-- start of GIVEN DATA --

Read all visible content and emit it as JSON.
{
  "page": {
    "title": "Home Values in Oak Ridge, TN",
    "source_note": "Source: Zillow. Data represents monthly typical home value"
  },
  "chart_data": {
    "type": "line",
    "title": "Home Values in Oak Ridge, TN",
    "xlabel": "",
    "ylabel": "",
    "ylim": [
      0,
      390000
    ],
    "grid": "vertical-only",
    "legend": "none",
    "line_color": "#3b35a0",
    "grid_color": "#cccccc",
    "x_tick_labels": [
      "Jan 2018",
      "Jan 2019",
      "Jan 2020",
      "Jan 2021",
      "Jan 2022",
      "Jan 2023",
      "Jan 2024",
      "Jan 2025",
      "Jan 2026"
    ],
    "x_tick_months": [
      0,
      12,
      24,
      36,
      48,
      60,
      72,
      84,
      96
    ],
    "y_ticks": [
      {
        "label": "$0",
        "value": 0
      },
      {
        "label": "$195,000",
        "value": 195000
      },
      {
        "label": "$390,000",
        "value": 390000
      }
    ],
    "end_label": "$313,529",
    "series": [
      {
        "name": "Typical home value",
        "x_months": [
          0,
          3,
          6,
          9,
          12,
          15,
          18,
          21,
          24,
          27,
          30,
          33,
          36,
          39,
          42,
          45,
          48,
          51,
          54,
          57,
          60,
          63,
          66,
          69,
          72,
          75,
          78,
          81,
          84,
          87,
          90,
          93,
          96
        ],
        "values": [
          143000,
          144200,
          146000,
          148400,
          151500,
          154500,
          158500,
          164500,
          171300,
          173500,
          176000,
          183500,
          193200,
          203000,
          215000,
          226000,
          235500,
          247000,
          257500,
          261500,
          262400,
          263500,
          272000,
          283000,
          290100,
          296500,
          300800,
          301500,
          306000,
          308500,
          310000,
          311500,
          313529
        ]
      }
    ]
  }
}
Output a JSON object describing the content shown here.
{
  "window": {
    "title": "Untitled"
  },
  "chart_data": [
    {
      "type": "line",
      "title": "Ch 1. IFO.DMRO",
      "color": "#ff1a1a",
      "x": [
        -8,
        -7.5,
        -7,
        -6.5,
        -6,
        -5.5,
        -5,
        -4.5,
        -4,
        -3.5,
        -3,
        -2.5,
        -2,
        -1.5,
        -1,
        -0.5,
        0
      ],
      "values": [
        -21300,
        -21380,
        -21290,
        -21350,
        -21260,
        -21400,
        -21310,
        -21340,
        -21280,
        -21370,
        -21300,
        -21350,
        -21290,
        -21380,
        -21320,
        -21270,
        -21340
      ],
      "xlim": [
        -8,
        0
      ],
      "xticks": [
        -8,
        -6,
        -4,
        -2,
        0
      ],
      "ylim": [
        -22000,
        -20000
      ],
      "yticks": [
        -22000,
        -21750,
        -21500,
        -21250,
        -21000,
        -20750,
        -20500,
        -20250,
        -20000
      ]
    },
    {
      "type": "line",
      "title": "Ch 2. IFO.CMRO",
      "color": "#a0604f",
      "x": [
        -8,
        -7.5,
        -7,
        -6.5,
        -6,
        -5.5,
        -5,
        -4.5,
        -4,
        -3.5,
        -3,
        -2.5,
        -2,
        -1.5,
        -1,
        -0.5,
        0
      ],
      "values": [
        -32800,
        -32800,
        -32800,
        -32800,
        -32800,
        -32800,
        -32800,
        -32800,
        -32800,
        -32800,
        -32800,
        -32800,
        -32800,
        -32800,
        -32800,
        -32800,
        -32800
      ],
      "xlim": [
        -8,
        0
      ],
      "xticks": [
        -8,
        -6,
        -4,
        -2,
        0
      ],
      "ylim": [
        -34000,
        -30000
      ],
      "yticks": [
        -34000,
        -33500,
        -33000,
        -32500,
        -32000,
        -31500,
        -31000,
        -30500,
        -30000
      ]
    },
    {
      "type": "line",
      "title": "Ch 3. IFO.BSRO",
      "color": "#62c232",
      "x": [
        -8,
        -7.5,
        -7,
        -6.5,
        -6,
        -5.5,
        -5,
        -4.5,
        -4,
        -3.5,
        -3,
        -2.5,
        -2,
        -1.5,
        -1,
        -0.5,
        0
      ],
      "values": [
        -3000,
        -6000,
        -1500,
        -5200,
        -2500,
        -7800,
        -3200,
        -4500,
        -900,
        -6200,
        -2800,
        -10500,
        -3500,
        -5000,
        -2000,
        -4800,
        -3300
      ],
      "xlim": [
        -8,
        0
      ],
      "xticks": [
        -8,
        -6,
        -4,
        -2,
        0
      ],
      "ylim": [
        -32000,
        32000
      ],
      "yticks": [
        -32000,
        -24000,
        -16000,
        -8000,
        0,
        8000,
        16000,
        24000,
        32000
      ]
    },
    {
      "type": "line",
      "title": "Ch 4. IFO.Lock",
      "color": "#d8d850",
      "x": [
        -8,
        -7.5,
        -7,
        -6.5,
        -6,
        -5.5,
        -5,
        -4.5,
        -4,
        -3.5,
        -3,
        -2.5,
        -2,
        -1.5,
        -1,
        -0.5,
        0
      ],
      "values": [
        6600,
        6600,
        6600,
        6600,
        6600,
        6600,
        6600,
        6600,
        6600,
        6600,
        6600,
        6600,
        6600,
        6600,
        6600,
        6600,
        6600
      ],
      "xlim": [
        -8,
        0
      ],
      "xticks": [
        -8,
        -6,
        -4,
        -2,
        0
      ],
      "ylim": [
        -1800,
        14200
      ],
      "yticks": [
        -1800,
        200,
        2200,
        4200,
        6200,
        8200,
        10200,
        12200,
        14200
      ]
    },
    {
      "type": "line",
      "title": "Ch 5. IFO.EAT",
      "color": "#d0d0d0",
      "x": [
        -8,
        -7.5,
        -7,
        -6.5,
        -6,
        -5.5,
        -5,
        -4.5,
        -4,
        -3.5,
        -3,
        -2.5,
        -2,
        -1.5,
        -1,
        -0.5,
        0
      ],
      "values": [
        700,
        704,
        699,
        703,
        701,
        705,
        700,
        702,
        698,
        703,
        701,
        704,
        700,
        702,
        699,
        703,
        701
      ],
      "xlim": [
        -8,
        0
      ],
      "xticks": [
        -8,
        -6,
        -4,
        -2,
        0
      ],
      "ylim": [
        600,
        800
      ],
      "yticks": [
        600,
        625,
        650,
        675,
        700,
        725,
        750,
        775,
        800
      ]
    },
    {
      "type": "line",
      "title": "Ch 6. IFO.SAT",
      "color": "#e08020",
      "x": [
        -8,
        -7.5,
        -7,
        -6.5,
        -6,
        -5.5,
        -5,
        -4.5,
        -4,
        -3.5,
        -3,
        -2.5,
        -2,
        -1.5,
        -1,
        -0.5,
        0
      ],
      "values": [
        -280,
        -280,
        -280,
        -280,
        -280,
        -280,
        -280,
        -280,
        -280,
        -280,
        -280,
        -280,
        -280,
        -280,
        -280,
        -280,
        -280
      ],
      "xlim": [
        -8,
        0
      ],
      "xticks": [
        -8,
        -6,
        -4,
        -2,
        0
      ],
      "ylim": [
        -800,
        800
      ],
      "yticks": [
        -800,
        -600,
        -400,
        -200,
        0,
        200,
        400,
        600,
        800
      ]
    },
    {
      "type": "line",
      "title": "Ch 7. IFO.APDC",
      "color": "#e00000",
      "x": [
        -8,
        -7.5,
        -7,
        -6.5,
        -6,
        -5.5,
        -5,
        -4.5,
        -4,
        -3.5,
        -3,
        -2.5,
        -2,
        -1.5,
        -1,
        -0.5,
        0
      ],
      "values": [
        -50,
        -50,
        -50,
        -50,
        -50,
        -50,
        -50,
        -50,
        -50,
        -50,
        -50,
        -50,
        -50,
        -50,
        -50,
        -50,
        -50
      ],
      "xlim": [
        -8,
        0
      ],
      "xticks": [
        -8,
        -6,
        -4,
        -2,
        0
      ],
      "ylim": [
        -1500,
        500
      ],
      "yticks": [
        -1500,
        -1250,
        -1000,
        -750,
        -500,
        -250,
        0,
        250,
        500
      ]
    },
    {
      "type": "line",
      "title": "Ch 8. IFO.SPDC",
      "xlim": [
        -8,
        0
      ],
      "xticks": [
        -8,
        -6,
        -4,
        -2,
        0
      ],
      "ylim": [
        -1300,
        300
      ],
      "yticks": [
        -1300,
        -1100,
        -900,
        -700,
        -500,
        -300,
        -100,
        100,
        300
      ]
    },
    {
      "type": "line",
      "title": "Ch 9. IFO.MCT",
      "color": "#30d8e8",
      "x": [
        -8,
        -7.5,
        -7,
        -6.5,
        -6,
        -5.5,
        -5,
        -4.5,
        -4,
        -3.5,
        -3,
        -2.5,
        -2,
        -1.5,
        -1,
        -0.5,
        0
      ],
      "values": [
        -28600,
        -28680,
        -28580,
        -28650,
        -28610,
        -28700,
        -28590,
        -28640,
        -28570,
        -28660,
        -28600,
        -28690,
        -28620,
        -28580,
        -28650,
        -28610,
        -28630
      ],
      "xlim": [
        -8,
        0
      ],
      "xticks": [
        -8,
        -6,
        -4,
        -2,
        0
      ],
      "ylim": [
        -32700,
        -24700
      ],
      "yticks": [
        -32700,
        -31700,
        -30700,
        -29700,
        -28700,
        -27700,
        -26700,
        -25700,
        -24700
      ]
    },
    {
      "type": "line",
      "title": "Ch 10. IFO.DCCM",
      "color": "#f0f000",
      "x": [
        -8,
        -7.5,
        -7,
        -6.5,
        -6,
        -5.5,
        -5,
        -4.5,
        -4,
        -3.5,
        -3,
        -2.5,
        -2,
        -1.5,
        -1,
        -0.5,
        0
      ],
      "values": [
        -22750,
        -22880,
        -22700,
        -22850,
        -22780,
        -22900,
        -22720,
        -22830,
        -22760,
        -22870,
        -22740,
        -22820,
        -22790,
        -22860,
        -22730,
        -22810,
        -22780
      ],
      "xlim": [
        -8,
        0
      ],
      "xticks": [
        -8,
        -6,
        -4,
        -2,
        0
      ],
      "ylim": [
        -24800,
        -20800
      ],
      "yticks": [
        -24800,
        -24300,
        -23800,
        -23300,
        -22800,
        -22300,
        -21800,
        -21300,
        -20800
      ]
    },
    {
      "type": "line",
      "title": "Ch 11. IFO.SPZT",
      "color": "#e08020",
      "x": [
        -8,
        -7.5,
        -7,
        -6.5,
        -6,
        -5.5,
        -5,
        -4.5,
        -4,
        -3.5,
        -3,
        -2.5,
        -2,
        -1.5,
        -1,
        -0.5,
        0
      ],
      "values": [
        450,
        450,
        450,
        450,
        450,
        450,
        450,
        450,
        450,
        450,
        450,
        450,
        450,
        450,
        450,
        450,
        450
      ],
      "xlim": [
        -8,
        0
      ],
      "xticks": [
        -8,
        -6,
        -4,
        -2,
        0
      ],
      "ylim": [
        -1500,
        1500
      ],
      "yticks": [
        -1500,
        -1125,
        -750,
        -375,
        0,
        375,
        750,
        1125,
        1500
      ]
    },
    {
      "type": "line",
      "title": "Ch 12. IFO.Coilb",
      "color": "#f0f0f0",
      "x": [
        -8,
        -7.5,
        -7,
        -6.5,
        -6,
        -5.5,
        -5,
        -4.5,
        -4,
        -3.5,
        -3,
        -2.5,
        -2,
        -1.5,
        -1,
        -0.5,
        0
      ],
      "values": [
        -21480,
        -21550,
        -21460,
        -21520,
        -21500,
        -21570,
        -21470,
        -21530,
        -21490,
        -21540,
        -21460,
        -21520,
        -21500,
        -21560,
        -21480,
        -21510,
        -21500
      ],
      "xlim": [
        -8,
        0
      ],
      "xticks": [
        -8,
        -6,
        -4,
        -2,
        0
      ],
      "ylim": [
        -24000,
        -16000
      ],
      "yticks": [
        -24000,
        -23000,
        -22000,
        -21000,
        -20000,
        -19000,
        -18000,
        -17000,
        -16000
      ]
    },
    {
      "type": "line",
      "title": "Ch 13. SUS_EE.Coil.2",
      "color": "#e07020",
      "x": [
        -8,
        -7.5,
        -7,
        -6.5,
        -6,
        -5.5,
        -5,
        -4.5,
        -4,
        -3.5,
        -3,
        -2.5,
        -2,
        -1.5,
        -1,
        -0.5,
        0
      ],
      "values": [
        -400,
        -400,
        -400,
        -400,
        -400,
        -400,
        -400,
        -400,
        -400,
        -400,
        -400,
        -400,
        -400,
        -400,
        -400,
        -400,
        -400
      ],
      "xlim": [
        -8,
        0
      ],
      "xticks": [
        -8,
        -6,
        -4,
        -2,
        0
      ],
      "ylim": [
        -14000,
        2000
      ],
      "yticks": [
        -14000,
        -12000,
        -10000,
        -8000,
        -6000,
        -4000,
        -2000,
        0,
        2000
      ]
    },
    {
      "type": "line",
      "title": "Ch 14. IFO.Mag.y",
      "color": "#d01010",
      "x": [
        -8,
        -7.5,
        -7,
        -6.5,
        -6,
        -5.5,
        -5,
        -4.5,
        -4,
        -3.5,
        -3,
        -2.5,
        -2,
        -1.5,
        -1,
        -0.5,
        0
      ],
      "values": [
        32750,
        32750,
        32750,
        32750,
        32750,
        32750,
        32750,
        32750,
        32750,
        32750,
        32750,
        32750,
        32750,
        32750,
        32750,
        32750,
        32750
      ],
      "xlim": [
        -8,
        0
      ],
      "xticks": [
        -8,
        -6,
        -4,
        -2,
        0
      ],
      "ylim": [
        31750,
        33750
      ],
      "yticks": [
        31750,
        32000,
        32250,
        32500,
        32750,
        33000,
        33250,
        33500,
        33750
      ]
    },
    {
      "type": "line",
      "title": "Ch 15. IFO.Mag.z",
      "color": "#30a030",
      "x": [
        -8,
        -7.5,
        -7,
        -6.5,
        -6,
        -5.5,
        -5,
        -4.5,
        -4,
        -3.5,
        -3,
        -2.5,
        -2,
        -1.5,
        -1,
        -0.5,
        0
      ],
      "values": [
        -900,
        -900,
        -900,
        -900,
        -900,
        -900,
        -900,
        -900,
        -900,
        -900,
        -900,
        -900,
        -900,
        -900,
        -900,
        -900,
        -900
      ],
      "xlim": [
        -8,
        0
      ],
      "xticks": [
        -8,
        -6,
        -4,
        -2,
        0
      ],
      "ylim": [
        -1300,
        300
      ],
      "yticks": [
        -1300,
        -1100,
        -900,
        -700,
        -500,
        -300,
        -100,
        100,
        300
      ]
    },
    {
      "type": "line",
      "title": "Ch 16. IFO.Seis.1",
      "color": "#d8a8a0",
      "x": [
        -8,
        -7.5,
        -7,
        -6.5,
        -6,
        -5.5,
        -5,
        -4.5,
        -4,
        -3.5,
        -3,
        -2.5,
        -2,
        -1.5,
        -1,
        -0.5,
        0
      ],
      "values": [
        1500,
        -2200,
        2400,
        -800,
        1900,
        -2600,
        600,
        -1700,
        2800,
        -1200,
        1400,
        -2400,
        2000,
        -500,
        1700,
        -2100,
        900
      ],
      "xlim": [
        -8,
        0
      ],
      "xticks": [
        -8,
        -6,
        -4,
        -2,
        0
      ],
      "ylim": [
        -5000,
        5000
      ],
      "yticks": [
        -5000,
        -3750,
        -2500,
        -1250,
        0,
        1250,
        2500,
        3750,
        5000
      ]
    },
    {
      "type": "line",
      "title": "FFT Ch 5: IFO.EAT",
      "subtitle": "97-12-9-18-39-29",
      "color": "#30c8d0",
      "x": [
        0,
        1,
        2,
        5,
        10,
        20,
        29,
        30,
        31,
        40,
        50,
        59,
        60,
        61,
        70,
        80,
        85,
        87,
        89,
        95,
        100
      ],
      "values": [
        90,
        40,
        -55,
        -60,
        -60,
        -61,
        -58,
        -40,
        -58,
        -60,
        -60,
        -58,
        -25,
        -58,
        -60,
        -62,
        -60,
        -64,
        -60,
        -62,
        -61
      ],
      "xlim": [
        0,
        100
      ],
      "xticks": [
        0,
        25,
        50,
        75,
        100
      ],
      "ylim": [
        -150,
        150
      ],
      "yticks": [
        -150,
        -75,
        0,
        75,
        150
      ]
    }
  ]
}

-- end of GIVEN DATA --

Extract each line holding the string "JSON".

§ **SOLUTION TO THE EXERCISE**:
Read all visible content and emit it as JSON.
Output a JSON object describing the content shown here.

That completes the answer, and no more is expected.